— START Record extracts —

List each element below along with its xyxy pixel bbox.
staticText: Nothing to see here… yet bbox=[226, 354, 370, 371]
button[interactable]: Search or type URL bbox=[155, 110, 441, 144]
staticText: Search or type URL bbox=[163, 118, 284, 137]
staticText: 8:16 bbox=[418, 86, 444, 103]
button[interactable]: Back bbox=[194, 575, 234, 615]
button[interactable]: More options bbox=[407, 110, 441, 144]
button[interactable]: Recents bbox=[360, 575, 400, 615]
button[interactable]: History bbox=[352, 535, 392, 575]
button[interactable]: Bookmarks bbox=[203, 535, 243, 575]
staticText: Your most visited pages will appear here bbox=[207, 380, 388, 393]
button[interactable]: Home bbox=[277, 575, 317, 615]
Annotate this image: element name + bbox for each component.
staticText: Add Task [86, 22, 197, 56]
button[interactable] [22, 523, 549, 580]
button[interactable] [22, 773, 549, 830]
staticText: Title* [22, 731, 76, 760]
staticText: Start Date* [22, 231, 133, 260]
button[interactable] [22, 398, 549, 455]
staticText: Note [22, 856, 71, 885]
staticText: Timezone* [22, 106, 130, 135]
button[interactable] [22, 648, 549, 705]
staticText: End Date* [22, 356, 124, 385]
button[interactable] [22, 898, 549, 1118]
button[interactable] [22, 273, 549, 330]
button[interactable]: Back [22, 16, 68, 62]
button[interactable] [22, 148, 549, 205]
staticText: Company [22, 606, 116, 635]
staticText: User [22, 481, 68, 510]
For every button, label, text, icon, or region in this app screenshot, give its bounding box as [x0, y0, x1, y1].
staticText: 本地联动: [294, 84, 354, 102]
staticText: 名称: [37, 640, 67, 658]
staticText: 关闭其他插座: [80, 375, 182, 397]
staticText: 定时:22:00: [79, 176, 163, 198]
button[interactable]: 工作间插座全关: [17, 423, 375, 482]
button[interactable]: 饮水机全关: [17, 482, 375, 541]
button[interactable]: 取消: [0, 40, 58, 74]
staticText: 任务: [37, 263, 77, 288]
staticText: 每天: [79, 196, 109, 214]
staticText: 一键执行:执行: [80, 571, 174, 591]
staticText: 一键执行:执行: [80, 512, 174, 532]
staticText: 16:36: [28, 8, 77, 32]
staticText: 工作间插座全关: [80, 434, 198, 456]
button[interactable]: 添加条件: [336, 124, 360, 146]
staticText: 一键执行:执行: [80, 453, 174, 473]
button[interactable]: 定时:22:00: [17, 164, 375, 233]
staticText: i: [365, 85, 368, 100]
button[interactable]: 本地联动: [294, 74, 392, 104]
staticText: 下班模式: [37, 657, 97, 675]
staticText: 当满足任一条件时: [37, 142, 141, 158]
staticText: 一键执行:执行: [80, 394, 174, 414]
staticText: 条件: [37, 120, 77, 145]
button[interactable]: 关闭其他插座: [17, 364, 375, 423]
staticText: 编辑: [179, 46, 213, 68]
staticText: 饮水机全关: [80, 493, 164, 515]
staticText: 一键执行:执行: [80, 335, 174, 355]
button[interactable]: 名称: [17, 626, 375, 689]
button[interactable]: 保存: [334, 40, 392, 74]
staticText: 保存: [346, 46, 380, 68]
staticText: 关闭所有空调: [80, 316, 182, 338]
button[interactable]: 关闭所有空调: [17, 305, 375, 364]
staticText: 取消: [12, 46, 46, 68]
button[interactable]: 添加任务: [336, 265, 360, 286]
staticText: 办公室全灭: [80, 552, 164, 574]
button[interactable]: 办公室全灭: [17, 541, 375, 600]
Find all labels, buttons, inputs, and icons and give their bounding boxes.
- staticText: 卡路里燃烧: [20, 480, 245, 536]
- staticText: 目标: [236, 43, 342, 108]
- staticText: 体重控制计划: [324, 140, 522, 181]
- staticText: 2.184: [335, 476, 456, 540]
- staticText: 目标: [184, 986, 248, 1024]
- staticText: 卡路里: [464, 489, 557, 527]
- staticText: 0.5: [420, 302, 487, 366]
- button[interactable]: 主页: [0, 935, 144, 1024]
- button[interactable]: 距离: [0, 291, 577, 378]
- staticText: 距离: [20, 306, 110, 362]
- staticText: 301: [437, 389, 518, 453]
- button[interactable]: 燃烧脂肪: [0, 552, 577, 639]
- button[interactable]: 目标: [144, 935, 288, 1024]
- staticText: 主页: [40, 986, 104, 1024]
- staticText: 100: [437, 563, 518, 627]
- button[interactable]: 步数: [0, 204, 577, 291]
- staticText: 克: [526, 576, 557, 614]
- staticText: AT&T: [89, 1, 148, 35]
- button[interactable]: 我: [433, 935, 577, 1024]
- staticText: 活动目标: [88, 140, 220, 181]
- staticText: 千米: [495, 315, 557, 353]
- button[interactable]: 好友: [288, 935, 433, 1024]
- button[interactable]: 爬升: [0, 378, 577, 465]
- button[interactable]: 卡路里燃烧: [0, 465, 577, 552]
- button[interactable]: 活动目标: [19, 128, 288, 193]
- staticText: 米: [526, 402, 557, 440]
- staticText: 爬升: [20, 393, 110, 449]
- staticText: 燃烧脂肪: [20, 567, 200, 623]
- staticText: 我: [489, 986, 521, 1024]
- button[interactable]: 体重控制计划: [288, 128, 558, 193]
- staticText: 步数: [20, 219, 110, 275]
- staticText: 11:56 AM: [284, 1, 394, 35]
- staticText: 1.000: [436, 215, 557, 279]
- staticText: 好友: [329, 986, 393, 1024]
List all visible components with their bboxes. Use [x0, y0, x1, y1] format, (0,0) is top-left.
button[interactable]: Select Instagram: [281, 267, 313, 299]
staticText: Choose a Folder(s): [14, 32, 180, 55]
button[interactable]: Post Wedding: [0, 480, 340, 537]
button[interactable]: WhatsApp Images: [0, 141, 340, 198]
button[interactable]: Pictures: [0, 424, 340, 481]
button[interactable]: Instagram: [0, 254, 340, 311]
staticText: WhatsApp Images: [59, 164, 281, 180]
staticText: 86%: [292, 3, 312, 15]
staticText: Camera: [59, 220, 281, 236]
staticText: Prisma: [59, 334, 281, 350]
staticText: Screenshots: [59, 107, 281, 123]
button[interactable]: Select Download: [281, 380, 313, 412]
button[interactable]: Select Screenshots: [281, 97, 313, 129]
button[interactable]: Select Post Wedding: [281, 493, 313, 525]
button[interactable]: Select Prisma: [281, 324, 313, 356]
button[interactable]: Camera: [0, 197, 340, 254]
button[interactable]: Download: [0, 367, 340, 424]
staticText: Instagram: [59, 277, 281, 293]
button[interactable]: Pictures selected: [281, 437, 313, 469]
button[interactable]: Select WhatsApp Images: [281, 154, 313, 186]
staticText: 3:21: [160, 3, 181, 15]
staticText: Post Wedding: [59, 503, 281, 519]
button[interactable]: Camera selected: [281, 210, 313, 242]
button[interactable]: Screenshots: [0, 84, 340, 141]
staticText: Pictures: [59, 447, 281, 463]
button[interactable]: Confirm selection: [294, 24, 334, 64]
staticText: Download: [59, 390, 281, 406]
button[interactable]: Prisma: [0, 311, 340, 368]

— END Record extracts —

Reproduce every line above word for word, from the first through the last.

List each element below along with its xyxy pixel bbox.
staticText: Nothing to see here… yet bbox=[226, 354, 370, 371]
button[interactable]: Search or type URL bbox=[155, 110, 441, 144]
staticText: Search or type URL bbox=[163, 118, 284, 137]
staticText: 8:16 bbox=[418, 86, 444, 103]
button[interactable]: Back bbox=[194, 575, 234, 615]
button[interactable]: More options bbox=[407, 110, 441, 144]
button[interactable]: Recents bbox=[360, 575, 400, 615]
button[interactable]: History bbox=[352, 535, 392, 575]
button[interactable]: Bookmarks bbox=[203, 535, 243, 575]
staticText: Your most visited pages will appear here bbox=[207, 380, 388, 393]
button[interactable]: Home bbox=[277, 575, 317, 615]
Annotate this image: element name + bbox for each component.
staticText: Add Task [86, 22, 197, 56]
button[interactable] [22, 523, 549, 580]
button[interactable] [22, 773, 549, 830]
staticText: Title* [22, 731, 76, 760]
staticText: Start Date* [22, 231, 133, 260]
button[interactable] [22, 398, 549, 455]
staticText: Note [22, 856, 71, 885]
staticText: Timezone* [22, 106, 130, 135]
button[interactable] [22, 648, 549, 705]
staticText: End Date* [22, 356, 124, 385]
button[interactable] [22, 898, 549, 1118]
button[interactable] [22, 273, 549, 330]
button[interactable]: Back [22, 16, 68, 62]
button[interactable] [22, 148, 549, 205]
staticText: Company [22, 606, 116, 635]
staticText: User [22, 481, 68, 510]
For every button, label, text, icon, or region in this app screenshot, give its bounding box as [x0, y0, x1, y1].
staticText: 本地联动: [294, 84, 354, 102]
staticText: 名称: [37, 640, 67, 658]
staticText: 关闭其他插座: [80, 375, 182, 397]
staticText: 定时:22:00: [79, 176, 163, 198]
button[interactable]: 工作间插座全关: [17, 423, 375, 482]
button[interactable]: 饮水机全关: [17, 482, 375, 541]
button[interactable]: 取消: [0, 40, 58, 74]
staticText: 任务: [37, 263, 77, 288]
staticText: 每天: [79, 196, 109, 214]
staticText: 一键执行:执行: [80, 571, 174, 591]
staticText: 一键执行:执行: [80, 512, 174, 532]
staticText: 16:36: [28, 8, 77, 32]
staticText: 工作间插座全关: [80, 434, 198, 456]
button[interactable]: 添加条件: [336, 124, 360, 146]
staticText: 一键执行:执行: [80, 453, 174, 473]
button[interactable]: 定时:22:00: [17, 164, 375, 233]
staticText: i: [365, 85, 368, 100]
button[interactable]: 本地联动: [294, 74, 392, 104]
staticText: 下班模式: [37, 657, 97, 675]
staticText: 当满足任一条件时: [37, 142, 141, 158]
staticText: 一键执行:执行: [80, 394, 174, 414]
staticText: 条件: [37, 120, 77, 145]
button[interactable]: 关闭其他插座: [17, 364, 375, 423]
staticText: 编辑: [179, 46, 213, 68]
staticText: 饮水机全关: [80, 493, 164, 515]
staticText: 一键执行:执行: [80, 335, 174, 355]
button[interactable]: 名称: [17, 626, 375, 689]
button[interactable]: 保存: [334, 40, 392, 74]
staticText: 保存: [346, 46, 380, 68]
staticText: 关闭所有空调: [80, 316, 182, 338]
button[interactable]: 关闭所有空调: [17, 305, 375, 364]
staticText: 取消: [12, 46, 46, 68]
button[interactable]: 添加任务: [336, 265, 360, 286]
staticText: 办公室全灭: [80, 552, 164, 574]
button[interactable]: 办公室全灭: [17, 541, 375, 600]
Find all labels, buttons, inputs, and icons and give their bounding boxes.
- staticText: 卡路里燃烧: [20, 480, 245, 536]
- staticText: 目标: [236, 43, 342, 108]
- staticText: 体重控制计划: [324, 140, 522, 181]
- staticText: 2.184: [335, 476, 456, 540]
- staticText: 目标: [184, 986, 248, 1024]
- staticText: 卡路里: [464, 489, 557, 527]
- staticText: 0.5: [420, 302, 487, 366]
- button[interactable]: 主页: [0, 935, 144, 1024]
- button[interactable]: 距离: [0, 291, 577, 378]
- staticText: 距离: [20, 306, 110, 362]
- staticText: 301: [437, 389, 518, 453]
- button[interactable]: 燃烧脂肪: [0, 552, 577, 639]
- button[interactable]: 目标: [144, 935, 288, 1024]
- staticText: 主页: [40, 986, 104, 1024]
- staticText: 100: [437, 563, 518, 627]
- button[interactable]: 步数: [0, 204, 577, 291]
- staticText: 克: [526, 576, 557, 614]
- staticText: AT&T: [89, 1, 148, 35]
- button[interactable]: 我: [433, 935, 577, 1024]
- staticText: 活动目标: [88, 140, 220, 181]
- staticText: 千米: [495, 315, 557, 353]
- button[interactable]: 好友: [288, 935, 433, 1024]
- button[interactable]: 爬升: [0, 378, 577, 465]
- button[interactable]: 卡路里燃烧: [0, 465, 577, 552]
- button[interactable]: 活动目标: [19, 128, 288, 193]
- staticText: 米: [526, 402, 557, 440]
- staticText: 爬升: [20, 393, 110, 449]
- staticText: 燃烧脂肪: [20, 567, 200, 623]
- staticText: 我: [489, 986, 521, 1024]
- button[interactable]: 体重控制计划: [288, 128, 558, 193]
- staticText: 步数: [20, 219, 110, 275]
- staticText: 11:56 AM: [284, 1, 394, 35]
- staticText: 1.000: [436, 215, 557, 279]
- staticText: 好友: [329, 986, 393, 1024]
List all visible components with their bboxes. Use [x0, y0, x1, y1] format, (0,0) is top-left.
button[interactable]: Select Instagram: [281, 267, 313, 299]
staticText: Choose a Folder(s): [14, 32, 180, 55]
button[interactable]: Post Wedding: [0, 480, 340, 537]
button[interactable]: WhatsApp Images: [0, 141, 340, 198]
button[interactable]: Pictures: [0, 424, 340, 481]
button[interactable]: Instagram: [0, 254, 340, 311]
staticText: WhatsApp Images: [59, 164, 281, 180]
staticText: 86%: [292, 3, 312, 15]
staticText: Camera: [59, 220, 281, 236]
staticText: Prisma: [59, 334, 281, 350]
staticText: Screenshots: [59, 107, 281, 123]
button[interactable]: Select Download: [281, 380, 313, 412]
button[interactable]: Select Screenshots: [281, 97, 313, 129]
button[interactable]: Select Post Wedding: [281, 493, 313, 525]
button[interactable]: Select Prisma: [281, 324, 313, 356]
button[interactable]: Camera: [0, 197, 340, 254]
button[interactable]: Download: [0, 367, 340, 424]
staticText: Instagram: [59, 277, 281, 293]
button[interactable]: Pictures selected: [281, 437, 313, 469]
button[interactable]: Select WhatsApp Images: [281, 154, 313, 186]
staticText: 3:21: [160, 3, 181, 15]
staticText: Post Wedding: [59, 503, 281, 519]
button[interactable]: Camera selected: [281, 210, 313, 242]
button[interactable]: Screenshots: [0, 84, 340, 141]
staticText: Pictures: [59, 447, 281, 463]
button[interactable]: Confirm selection: [294, 24, 334, 64]
staticText: Download: [59, 390, 281, 406]
button[interactable]: Prisma: [0, 311, 340, 368]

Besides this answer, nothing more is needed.